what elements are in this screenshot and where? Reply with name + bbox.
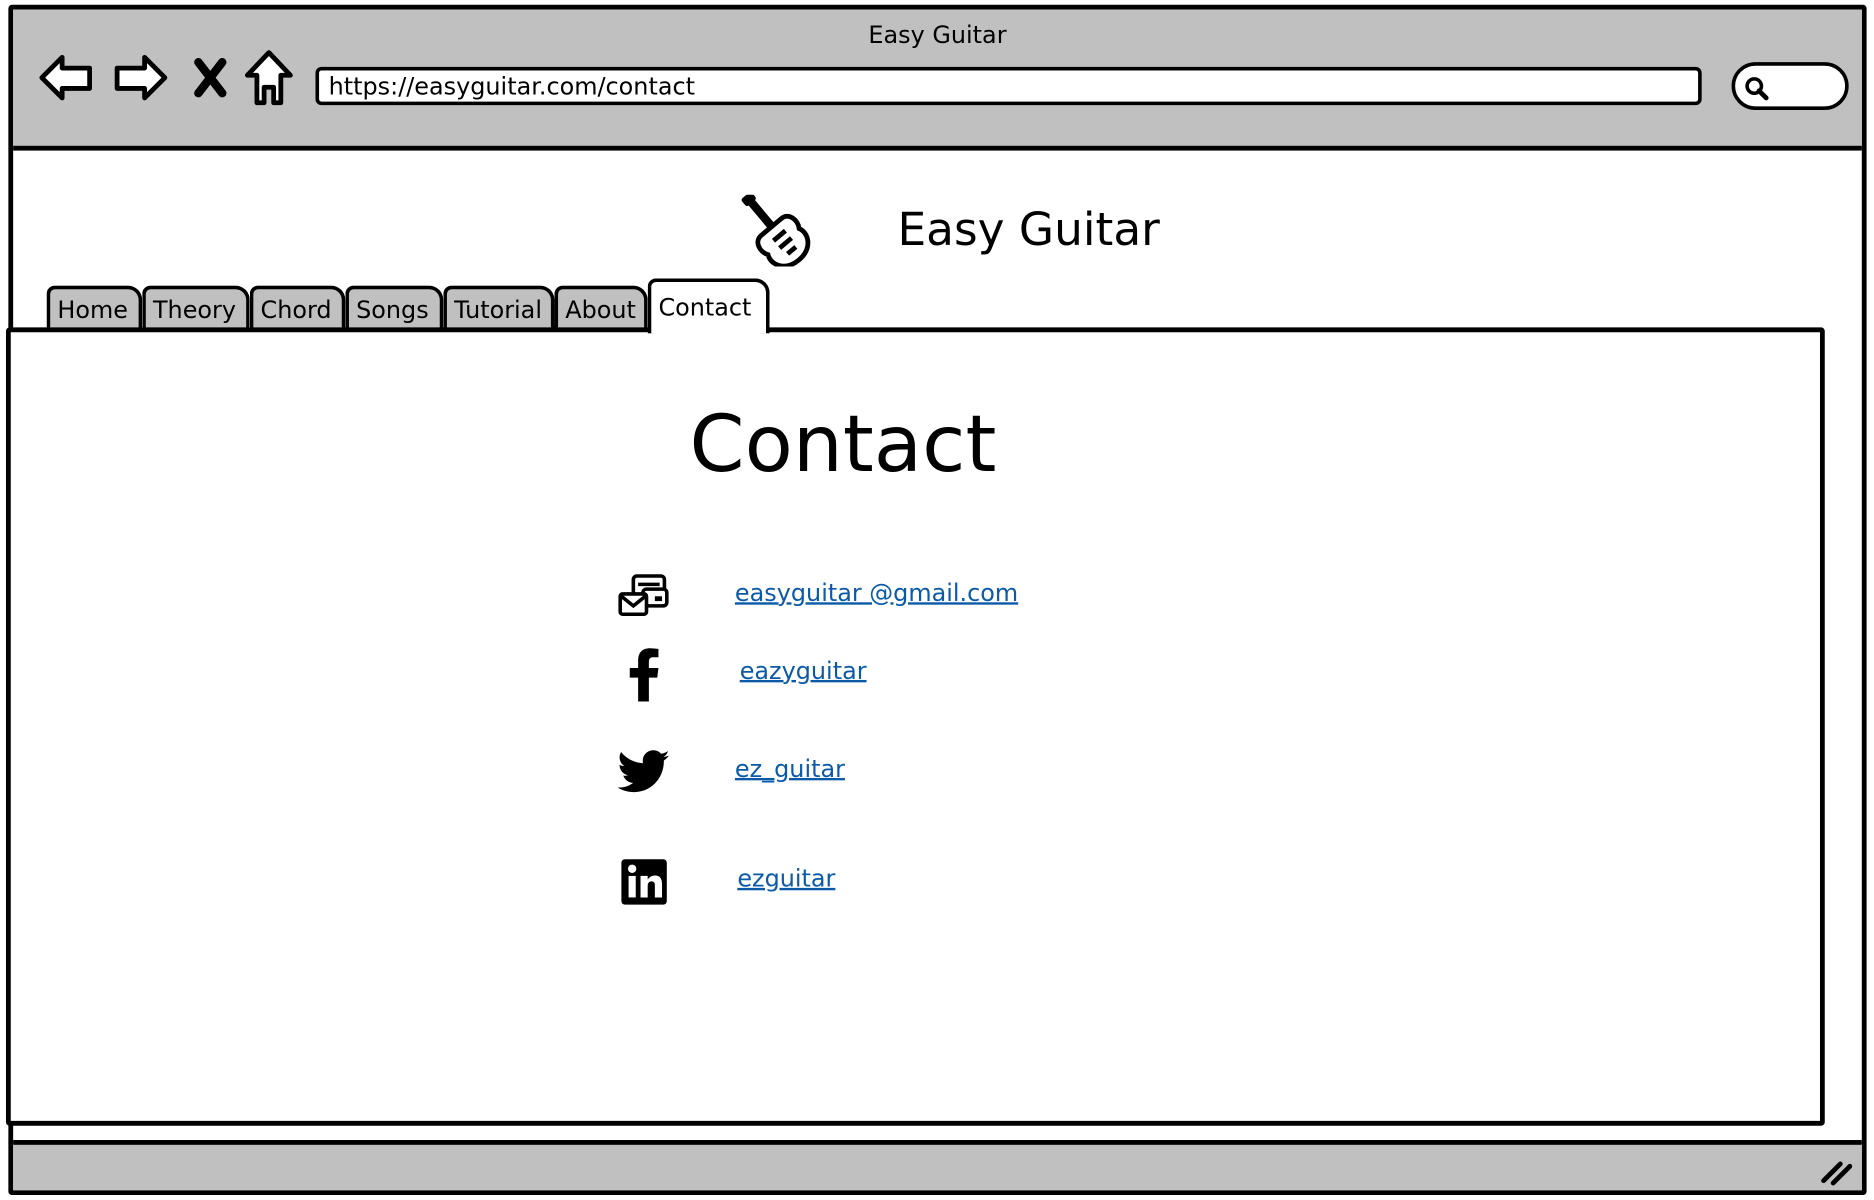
browser-search-field[interactable] bbox=[1731, 62, 1849, 110]
contact-email-row: easyguitar @gmail.com bbox=[614, 569, 1152, 624]
tab-chord[interactable]: Chord bbox=[249, 285, 346, 334]
window-title: Easy Guitar bbox=[868, 20, 1007, 49]
page-title: Contact bbox=[689, 397, 997, 490]
contact-linkedin-row: ezguitar bbox=[614, 854, 1152, 909]
electric-guitar-icon bbox=[737, 192, 811, 271]
arrow-left-icon bbox=[39, 54, 93, 101]
status-bar bbox=[13, 1140, 1862, 1191]
browser-window: Easy Guitar https://easyguitar.com/conta… bbox=[5, 4, 1867, 1195]
arrow-right-icon bbox=[114, 54, 168, 101]
stop-button[interactable] bbox=[190, 49, 231, 106]
facebook-icon bbox=[614, 646, 674, 702]
tab-about[interactable]: About bbox=[554, 285, 648, 334]
linkedin-link[interactable]: ezguitar bbox=[737, 864, 835, 893]
twitter-link[interactable]: ez_guitar bbox=[735, 754, 845, 783]
facebook-link[interactable]: eazyguitar bbox=[740, 656, 867, 685]
tab-home[interactable]: Home bbox=[46, 285, 143, 334]
home-icon bbox=[244, 50, 293, 106]
site-title: Easy Guitar bbox=[897, 203, 1160, 256]
back-button[interactable] bbox=[37, 49, 94, 106]
email-link[interactable]: easyguitar @gmail.com bbox=[735, 578, 1018, 607]
close-icon bbox=[194, 57, 227, 98]
forward-button[interactable] bbox=[111, 49, 171, 106]
content-panel: Contact easyguitar @gmail.com eazyguitar… bbox=[5, 327, 1825, 1126]
site-header: Easy Guitar bbox=[13, 189, 1862, 273]
twitter-icon bbox=[614, 744, 674, 799]
resize-grip-icon[interactable] bbox=[1819, 1157, 1853, 1186]
email-icon bbox=[614, 569, 674, 624]
browser-toolbar: Easy Guitar https://easyguitar.com/conta… bbox=[13, 9, 1862, 151]
address-bar[interactable]: https://easyguitar.com/contact bbox=[315, 66, 1702, 106]
contact-twitter-row: ez_guitar bbox=[614, 744, 1152, 799]
search-icon bbox=[1745, 77, 1769, 101]
linkedin-icon bbox=[614, 854, 674, 909]
tab-contact[interactable]: Contact bbox=[647, 278, 770, 334]
tab-songs[interactable]: Songs bbox=[345, 285, 444, 334]
home-button[interactable] bbox=[243, 49, 296, 106]
contact-facebook-row: eazyguitar bbox=[614, 646, 1152, 702]
tab-theory[interactable]: Theory bbox=[142, 285, 250, 334]
tab-tutorial[interactable]: Tutorial bbox=[443, 285, 555, 334]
☆ ☆ ☆ ☆ ☆
Short problem -> Can you extract the records above verbatim, beginning at the line that has "browser-search-field[interactable] bbox=[1731, 62, 1849, 110]" and stopping after the line that has "contact-linkedin-row: ezguitar bbox=[614, 854, 1152, 909]"?

Solved problem ->
browser-search-field[interactable] bbox=[1731, 62, 1849, 110]
contact-email-row: easyguitar @gmail.com bbox=[614, 569, 1152, 624]
tab-chord[interactable]: Chord bbox=[249, 285, 346, 334]
window-title: Easy Guitar bbox=[868, 20, 1007, 49]
page-title: Contact bbox=[689, 397, 997, 490]
contact-linkedin-row: ezguitar bbox=[614, 854, 1152, 909]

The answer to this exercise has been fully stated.